Source records
## start

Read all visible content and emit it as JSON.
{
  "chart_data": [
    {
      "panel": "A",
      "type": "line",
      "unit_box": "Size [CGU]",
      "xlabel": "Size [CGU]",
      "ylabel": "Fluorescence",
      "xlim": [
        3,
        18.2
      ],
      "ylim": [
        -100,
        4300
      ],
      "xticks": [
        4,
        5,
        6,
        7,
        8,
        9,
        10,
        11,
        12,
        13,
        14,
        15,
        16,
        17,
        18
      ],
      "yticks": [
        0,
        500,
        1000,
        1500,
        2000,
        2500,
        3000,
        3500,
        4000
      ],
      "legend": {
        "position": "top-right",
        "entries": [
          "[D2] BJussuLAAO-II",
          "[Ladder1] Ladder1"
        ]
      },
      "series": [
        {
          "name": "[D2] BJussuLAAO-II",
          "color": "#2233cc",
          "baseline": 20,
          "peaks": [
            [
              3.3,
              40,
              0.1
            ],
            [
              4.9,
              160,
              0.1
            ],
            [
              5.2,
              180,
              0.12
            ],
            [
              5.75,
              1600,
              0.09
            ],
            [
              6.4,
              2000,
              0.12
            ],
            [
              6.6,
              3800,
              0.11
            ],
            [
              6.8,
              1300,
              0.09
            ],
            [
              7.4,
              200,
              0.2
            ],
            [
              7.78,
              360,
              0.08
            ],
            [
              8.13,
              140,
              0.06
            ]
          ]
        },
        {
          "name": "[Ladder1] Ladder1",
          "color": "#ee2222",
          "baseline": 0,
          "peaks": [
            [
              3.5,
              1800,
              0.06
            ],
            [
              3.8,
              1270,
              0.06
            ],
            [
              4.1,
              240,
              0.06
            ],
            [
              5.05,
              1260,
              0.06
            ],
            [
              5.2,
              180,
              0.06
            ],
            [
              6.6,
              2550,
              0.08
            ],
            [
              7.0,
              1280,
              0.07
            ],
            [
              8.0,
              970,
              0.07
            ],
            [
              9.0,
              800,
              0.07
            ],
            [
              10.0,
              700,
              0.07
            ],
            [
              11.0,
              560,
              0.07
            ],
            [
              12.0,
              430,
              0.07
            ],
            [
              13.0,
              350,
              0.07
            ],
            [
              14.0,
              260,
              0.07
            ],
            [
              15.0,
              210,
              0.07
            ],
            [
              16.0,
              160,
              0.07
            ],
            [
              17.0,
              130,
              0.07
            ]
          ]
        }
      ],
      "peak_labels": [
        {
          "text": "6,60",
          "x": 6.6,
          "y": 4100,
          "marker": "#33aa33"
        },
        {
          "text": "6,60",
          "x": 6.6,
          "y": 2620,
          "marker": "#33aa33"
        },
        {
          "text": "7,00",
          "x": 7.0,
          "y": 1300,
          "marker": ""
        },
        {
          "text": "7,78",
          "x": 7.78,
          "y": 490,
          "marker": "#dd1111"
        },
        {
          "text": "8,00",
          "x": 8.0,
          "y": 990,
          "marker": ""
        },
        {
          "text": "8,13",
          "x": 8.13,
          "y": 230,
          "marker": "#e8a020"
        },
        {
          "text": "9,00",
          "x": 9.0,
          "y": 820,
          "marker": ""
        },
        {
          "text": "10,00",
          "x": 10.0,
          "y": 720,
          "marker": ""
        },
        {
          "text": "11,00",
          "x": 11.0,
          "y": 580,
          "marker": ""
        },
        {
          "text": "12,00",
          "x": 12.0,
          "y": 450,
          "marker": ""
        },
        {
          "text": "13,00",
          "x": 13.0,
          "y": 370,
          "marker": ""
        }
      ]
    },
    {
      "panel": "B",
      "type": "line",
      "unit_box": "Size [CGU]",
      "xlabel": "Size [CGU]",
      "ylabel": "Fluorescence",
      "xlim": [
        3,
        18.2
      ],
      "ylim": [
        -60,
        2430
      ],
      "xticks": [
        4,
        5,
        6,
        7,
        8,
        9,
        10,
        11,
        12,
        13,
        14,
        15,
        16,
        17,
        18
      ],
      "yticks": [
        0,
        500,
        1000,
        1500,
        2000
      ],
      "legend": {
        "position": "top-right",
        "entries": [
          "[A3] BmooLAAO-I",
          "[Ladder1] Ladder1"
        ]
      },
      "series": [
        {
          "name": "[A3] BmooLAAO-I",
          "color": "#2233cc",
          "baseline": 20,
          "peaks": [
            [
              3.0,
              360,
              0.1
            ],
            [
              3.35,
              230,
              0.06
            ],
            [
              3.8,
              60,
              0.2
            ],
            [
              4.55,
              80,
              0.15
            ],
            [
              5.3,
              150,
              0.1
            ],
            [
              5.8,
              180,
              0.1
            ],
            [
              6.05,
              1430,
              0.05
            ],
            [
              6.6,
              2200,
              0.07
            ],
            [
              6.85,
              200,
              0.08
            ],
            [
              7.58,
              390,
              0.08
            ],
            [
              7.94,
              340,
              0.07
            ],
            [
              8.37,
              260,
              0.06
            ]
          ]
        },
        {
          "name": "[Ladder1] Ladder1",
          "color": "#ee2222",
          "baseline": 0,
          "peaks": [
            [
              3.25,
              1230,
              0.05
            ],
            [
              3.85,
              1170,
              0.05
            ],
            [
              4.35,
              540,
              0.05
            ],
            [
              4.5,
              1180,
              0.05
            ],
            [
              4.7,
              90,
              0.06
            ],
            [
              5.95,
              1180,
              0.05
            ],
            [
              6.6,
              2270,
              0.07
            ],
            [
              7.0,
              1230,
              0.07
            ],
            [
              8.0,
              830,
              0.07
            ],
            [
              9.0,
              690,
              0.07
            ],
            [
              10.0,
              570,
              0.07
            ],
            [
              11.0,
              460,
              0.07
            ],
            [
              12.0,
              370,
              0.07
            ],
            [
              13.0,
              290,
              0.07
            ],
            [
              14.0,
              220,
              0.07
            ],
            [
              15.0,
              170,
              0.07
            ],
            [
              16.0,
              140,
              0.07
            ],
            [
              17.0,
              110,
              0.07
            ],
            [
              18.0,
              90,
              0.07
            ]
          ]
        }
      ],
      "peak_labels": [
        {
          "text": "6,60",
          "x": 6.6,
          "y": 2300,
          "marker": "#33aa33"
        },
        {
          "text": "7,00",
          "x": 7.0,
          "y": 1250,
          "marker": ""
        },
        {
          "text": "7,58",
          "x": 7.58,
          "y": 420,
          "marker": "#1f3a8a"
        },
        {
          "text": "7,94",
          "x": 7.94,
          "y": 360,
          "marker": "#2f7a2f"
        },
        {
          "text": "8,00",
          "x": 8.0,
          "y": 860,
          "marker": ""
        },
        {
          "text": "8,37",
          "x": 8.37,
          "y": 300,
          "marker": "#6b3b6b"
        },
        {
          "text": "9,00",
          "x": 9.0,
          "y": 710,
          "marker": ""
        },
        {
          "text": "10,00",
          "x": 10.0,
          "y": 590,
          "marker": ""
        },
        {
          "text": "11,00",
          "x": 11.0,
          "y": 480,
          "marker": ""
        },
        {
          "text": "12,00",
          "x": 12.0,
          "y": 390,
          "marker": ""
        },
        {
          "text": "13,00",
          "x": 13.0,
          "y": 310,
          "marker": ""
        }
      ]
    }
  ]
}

## end

The problem:
Find all lines with "name" in them and copy each one.

Exercise solution:
          "name": "[D2] BJussuLAAO-II",
          "name": "[Ladder1] Ladder1",
          "name": "[A3] BmooLAAO-I",
          "name": "[Ladder1] Ladder1",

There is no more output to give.